# Exercise details
Restate each line word for word. Leave out every picture.

# Task input
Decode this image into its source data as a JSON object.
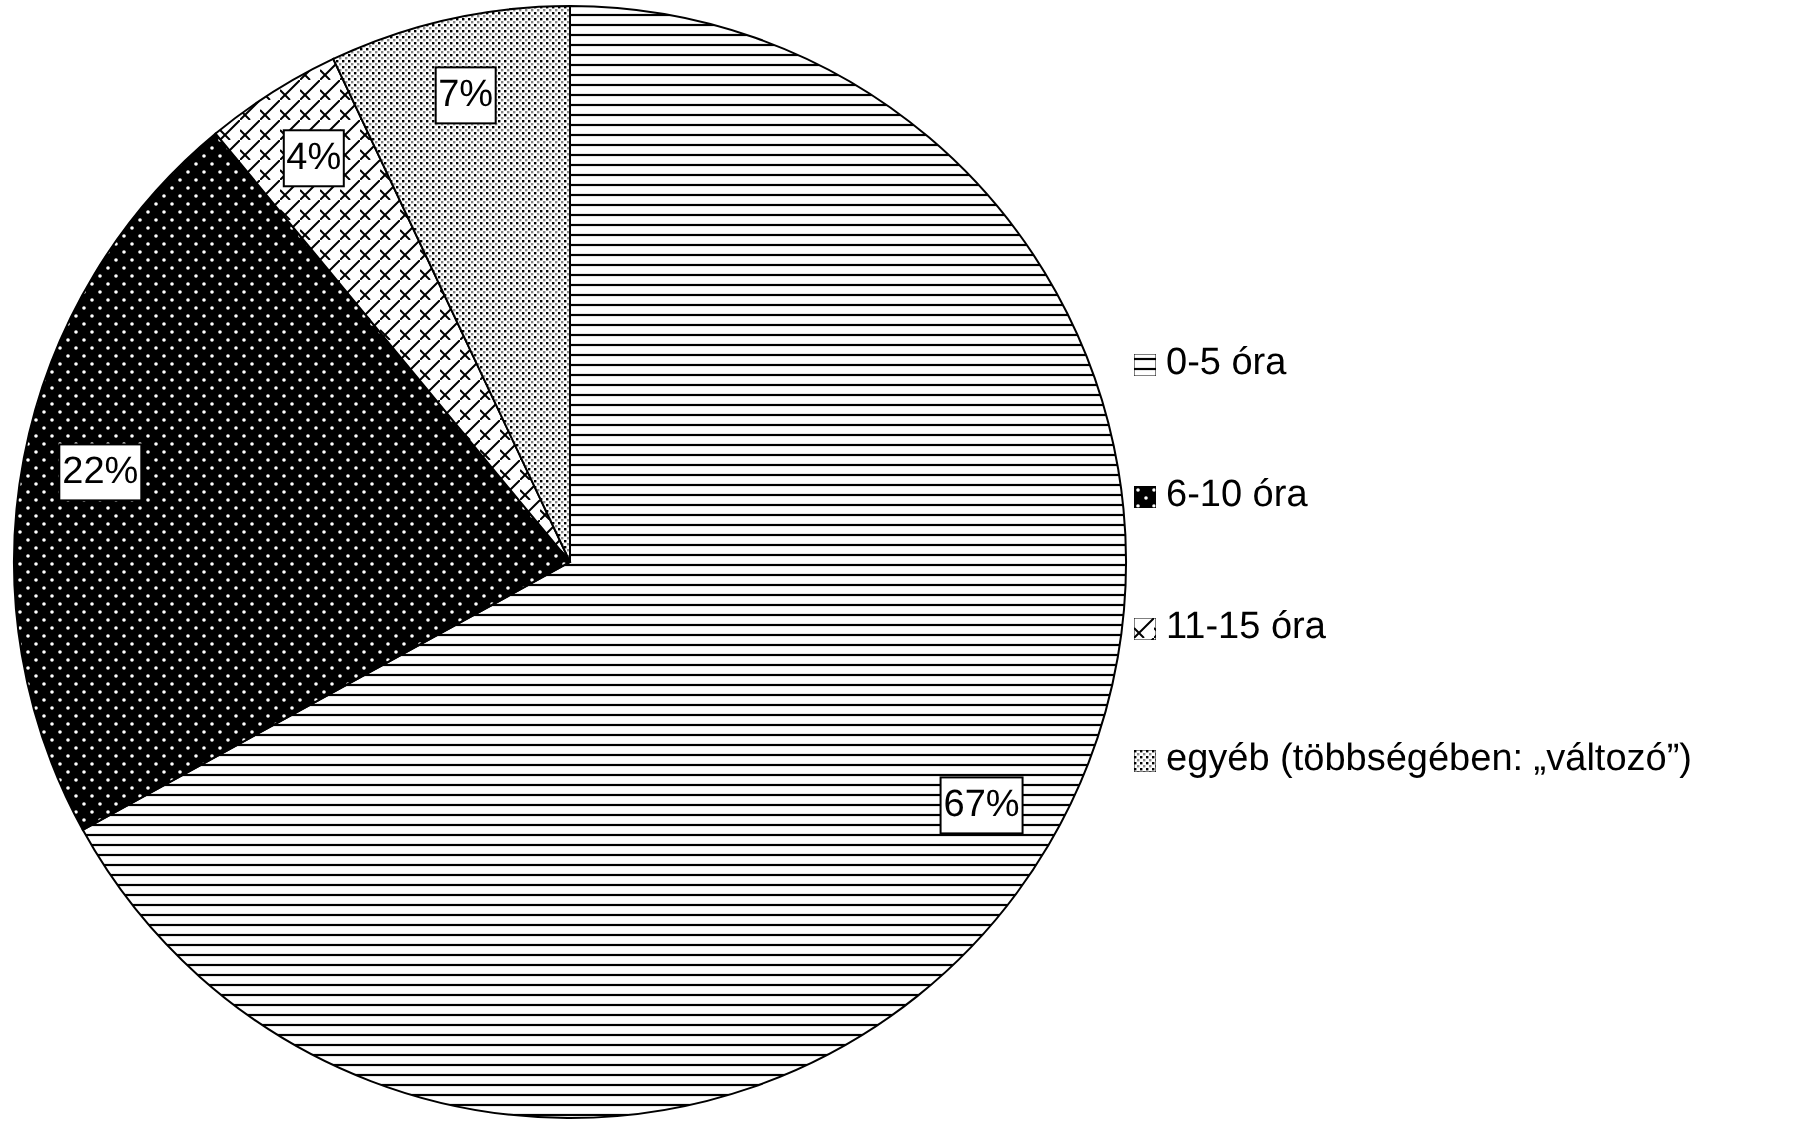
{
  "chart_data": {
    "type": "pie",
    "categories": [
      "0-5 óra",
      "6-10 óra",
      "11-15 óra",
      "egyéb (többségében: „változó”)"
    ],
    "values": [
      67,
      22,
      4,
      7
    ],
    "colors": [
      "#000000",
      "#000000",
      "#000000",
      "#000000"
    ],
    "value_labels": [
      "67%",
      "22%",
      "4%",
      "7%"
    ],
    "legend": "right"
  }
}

# Result of this task
Decode this image into its source data as a JSON object.
{
  "chart_data": {
    "type": "pie",
    "categories": [
      "0-5 óra",
      "6-10 óra",
      "11-15 óra",
      "egyéb (többségében: „változó”)"
    ],
    "values": [
      67,
      22,
      4,
      7
    ],
    "colors": [
      "#000000",
      "#000000",
      "#000000",
      "#000000"
    ],
    "value_labels": [
      "67%",
      "22%",
      "4%",
      "7%"
    ],
    "legend": "right"
  }
}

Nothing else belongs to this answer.